Task statement: Wherever the string "School" appears in a line, extract that line.

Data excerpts
──────────────────────────────

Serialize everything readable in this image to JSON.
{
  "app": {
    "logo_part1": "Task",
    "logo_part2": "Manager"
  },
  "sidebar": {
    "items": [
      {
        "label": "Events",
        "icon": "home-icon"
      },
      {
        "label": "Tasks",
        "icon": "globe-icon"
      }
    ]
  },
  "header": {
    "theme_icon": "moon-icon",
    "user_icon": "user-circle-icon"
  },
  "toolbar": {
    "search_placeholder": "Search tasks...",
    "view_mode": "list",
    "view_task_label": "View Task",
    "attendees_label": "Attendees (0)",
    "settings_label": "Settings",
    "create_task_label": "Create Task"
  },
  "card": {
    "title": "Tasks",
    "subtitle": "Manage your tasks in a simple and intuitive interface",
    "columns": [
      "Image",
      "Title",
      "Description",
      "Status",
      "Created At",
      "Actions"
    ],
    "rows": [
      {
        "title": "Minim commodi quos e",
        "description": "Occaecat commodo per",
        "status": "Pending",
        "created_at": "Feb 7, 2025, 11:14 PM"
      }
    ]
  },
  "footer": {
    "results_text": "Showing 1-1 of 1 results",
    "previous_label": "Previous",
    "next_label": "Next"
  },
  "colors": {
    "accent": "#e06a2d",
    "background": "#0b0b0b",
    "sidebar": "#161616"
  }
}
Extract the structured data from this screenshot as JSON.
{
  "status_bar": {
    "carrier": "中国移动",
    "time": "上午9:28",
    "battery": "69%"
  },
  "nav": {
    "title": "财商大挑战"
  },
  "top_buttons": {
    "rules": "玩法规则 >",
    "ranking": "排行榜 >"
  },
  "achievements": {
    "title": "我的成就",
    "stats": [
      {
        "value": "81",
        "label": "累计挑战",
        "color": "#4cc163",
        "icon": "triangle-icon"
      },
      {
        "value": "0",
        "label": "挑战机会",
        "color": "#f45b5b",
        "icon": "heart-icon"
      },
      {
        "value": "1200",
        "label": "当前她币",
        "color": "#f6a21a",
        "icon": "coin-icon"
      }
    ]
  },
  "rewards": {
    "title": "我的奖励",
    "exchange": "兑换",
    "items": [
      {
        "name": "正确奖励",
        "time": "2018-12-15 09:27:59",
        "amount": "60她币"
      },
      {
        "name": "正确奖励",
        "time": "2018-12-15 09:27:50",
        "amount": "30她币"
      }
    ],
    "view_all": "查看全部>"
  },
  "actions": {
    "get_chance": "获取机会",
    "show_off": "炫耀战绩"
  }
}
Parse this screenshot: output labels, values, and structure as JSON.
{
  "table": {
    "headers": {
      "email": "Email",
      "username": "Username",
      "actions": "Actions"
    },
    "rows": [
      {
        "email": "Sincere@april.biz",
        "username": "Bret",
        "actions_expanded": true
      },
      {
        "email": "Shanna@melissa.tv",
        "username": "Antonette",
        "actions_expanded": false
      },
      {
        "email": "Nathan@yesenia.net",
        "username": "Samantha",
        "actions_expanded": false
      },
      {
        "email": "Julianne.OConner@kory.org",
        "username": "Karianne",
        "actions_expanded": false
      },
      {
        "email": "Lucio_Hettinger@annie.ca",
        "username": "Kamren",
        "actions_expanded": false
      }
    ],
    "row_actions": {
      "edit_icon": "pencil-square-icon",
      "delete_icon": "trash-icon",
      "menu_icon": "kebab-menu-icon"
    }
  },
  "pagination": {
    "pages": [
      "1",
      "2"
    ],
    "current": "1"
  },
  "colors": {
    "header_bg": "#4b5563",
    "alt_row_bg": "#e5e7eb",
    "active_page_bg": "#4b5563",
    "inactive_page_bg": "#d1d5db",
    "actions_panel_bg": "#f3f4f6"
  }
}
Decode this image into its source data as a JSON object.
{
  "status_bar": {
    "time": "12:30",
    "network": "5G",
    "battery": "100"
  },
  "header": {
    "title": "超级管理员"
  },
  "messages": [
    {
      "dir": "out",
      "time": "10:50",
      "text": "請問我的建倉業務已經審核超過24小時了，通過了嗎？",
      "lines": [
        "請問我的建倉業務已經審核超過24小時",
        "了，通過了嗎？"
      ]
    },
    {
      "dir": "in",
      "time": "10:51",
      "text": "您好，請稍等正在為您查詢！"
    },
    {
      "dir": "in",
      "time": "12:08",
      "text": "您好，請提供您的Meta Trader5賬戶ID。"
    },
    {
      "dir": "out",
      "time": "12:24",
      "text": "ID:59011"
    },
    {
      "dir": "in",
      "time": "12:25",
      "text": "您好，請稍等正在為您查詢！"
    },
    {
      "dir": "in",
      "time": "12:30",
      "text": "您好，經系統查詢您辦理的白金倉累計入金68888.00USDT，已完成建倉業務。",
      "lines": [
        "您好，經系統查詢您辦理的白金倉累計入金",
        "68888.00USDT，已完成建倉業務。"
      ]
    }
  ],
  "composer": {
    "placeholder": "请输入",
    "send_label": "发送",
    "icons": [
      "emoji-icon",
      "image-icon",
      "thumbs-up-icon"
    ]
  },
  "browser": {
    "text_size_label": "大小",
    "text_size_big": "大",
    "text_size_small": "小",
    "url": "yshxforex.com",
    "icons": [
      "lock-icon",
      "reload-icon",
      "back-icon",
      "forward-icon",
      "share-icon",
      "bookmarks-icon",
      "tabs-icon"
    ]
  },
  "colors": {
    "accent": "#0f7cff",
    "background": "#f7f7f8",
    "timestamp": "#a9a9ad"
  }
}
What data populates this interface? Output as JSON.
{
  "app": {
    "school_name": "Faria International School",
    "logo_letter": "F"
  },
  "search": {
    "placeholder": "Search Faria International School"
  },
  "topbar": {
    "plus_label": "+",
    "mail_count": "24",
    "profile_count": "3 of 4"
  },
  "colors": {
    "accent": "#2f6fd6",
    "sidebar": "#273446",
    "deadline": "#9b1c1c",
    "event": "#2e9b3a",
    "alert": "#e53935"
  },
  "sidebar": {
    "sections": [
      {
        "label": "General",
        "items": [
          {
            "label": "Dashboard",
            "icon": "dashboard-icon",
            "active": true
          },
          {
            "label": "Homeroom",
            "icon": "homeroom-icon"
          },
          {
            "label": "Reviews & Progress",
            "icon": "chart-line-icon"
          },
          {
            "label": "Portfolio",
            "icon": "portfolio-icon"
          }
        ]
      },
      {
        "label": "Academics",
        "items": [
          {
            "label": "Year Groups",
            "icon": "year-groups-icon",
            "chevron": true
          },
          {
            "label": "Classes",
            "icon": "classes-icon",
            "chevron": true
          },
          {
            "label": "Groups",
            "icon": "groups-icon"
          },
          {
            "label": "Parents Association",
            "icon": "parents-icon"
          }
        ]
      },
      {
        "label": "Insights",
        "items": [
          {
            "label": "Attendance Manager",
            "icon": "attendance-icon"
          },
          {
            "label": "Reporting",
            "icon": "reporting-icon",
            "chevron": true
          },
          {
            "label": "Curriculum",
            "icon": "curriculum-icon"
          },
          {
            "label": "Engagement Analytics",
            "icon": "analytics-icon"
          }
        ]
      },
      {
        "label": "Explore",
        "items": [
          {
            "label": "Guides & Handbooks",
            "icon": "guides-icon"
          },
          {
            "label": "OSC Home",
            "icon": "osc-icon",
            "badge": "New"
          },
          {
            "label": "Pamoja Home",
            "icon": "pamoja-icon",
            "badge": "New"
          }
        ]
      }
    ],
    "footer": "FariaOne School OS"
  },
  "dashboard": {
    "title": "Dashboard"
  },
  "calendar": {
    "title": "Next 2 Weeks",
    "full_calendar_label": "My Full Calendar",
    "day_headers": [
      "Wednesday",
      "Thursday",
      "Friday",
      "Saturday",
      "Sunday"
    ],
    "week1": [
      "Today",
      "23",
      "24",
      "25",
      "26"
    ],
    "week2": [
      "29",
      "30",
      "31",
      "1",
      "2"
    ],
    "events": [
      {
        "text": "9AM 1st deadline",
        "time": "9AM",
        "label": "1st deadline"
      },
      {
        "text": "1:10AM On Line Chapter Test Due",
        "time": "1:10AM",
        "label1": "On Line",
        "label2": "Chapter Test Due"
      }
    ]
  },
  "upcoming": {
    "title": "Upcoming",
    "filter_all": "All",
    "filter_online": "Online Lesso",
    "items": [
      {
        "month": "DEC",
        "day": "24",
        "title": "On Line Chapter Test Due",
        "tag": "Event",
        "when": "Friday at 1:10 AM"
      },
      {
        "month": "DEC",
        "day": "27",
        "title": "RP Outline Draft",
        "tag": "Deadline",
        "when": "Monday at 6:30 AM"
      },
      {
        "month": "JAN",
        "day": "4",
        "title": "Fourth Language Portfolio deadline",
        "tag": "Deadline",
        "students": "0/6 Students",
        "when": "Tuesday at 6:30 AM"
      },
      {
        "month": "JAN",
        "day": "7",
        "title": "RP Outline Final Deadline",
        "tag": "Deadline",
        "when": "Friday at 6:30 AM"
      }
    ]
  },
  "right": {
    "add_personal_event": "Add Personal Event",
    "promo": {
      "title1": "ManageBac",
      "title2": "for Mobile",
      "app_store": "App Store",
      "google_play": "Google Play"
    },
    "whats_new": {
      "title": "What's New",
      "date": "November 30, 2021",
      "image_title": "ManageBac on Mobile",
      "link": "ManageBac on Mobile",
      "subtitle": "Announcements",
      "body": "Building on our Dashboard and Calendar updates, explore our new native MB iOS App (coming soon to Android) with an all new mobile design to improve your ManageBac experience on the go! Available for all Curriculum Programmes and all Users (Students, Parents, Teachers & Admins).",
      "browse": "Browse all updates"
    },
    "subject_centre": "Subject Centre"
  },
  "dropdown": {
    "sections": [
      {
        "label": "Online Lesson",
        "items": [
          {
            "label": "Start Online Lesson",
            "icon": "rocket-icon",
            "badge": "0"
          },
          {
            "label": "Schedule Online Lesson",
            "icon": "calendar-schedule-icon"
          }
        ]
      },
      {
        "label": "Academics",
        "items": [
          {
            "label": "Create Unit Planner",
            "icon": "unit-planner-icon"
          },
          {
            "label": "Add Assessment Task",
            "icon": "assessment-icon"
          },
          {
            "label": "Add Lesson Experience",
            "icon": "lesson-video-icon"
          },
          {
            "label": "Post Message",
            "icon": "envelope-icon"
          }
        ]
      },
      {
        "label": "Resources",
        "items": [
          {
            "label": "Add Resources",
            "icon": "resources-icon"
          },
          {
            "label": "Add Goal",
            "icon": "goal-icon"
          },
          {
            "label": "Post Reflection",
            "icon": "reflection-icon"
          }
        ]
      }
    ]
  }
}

──────────────────────────────

Answer to this exercise:
    "school_name": "Faria International School",
    "placeholder": "Search Faria International School"
    "footer": "FariaOne School OS"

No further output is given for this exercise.